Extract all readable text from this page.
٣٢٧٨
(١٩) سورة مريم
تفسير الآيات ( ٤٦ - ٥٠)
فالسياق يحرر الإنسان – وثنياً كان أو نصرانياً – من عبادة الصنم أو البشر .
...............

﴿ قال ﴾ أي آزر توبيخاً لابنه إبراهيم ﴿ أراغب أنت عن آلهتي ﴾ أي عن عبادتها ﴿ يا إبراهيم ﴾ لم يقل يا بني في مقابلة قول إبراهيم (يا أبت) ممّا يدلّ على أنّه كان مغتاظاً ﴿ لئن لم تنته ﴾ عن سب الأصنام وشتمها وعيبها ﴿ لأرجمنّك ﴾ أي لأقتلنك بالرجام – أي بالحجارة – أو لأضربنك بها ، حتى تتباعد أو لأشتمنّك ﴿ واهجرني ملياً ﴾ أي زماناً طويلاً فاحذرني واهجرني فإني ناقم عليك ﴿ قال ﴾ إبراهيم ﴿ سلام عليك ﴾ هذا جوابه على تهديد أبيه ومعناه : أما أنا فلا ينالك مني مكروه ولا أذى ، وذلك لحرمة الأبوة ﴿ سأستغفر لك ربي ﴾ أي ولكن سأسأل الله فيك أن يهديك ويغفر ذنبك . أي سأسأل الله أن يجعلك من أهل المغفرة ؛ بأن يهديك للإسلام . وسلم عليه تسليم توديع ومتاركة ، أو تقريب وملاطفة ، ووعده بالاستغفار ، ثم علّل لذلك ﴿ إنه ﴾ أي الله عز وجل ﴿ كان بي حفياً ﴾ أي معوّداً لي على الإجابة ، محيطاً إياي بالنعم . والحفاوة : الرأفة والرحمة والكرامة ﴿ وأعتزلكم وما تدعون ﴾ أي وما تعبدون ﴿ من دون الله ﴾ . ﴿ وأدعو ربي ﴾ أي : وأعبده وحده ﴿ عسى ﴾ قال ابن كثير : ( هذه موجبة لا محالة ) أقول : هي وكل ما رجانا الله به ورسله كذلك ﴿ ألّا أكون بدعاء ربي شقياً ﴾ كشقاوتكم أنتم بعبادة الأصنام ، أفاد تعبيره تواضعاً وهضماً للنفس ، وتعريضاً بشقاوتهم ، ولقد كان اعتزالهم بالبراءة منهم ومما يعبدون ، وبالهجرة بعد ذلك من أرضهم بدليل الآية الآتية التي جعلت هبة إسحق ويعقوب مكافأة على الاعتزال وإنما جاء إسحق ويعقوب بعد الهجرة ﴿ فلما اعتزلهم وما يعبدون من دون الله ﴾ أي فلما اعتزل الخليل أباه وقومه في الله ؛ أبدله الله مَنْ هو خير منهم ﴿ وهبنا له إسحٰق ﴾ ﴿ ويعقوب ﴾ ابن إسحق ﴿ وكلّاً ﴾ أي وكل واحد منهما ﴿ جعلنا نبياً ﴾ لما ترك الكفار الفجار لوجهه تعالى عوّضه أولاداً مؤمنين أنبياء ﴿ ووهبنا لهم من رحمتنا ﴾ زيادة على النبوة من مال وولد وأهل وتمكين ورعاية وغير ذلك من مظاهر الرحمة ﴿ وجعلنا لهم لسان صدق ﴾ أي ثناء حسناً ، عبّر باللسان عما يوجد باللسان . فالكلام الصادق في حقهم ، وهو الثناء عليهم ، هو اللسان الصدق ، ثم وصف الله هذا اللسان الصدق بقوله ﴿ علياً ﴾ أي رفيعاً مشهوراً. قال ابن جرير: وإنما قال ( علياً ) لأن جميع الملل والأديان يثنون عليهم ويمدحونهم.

◇ ◇ ◇ ◇

From the data above, extract every line in its exact form.

Extract all readable text from this page.
٣٢٧٨
(١٩) سورة مريم
تفسير الآيات ( ٤٦ - ٥٠)
فالسياق يحرر الإنسان – وثنياً كان أو نصرانياً – من عبادة الصنم أو البشر .
...............

﴿ قال ﴾ أي آزر توبيخاً لابنه إبراهيم ﴿ أراغب أنت عن آلهتي ﴾ أي عن عبادتها ﴿ يا إبراهيم ﴾ لم يقل يا بني في مقابلة قول إبراهيم (يا أبت) ممّا يدلّ على أنّه كان مغتاظاً ﴿ لئن لم تنته ﴾ عن سب الأصنام وشتمها وعيبها ﴿ لأرجمنّك ﴾ أي لأقتلنك بالرجام – أي بالحجارة – أو لأضربنك بها ، حتى تتباعد أو لأشتمنّك ﴿ واهجرني ملياً ﴾ أي زماناً طويلاً فاحذرني واهجرني فإني ناقم عليك ﴿ قال ﴾ إبراهيم ﴿ سلام عليك ﴾ هذا جوابه على تهديد أبيه ومعناه : أما أنا فلا ينالك مني مكروه ولا أذى ، وذلك لحرمة الأبوة ﴿ سأستغفر لك ربي ﴾ أي ولكن سأسأل الله فيك أن يهديك ويغفر ذنبك . أي سأسأل الله أن يجعلك من أهل المغفرة ؛ بأن يهديك للإسلام . وسلم عليه تسليم توديع ومتاركة ، أو تقريب وملاطفة ، ووعده بالاستغفار ، ثم علّل لذلك ﴿ إنه ﴾ أي الله عز وجل ﴿ كان بي حفياً ﴾ أي معوّداً لي على الإجابة ، محيطاً إياي بالنعم . والحفاوة : الرأفة والرحمة والكرامة ﴿ وأعتزلكم وما تدعون ﴾ أي وما تعبدون ﴿ من دون الله ﴾ . ﴿ وأدعو ربي ﴾ أي : وأعبده وحده ﴿ عسى ﴾ قال ابن كثير : ( هذه موجبة لا محالة ) أقول : هي وكل ما رجانا الله به ورسله كذلك ﴿ ألّا أكون بدعاء ربي شقياً ﴾ كشقاوتكم أنتم بعبادة الأصنام ، أفاد تعبيره تواضعاً وهضماً للنفس ، وتعريضاً بشقاوتهم ، ولقد كان اعتزالهم بالبراءة منهم ومما يعبدون ، وبالهجرة بعد ذلك من أرضهم بدليل الآية الآتية التي جعلت هبة إسحق ويعقوب مكافأة على الاعتزال وإنما جاء إسحق ويعقوب بعد الهجرة ﴿ فلما اعتزلهم وما يعبدون من دون الله ﴾ أي فلما اعتزل الخليل أباه وقومه في الله ؛ أبدله الله مَنْ هو خير منهم ﴿ وهبنا له إسحٰق ﴾ ﴿ ويعقوب ﴾ ابن إسحق ﴿ وكلّاً ﴾ أي وكل واحد منهما ﴿ جعلنا نبياً ﴾ لما ترك الكفار الفجار لوجهه تعالى عوّضه أولاداً مؤمنين أنبياء ﴿ ووهبنا لهم من رحمتنا ﴾ زيادة على النبوة من مال وولد وأهل وتمكين ورعاية وغير ذلك من مظاهر الرحمة ﴿ وجعلنا لهم لسان صدق ﴾ أي ثناء حسناً ، عبّر باللسان عما يوجد باللسان . فالكلام الصادق في حقهم ، وهو الثناء عليهم ، هو اللسان الصدق ، ثم وصف الله هذا اللسان الصدق بقوله ﴿ علياً ﴾ أي رفيعاً مشهوراً. قال ابن جرير: وإنما قال ( علياً ) لأن جميع الملل والأديان يثنون عليهم ويمدحونهم.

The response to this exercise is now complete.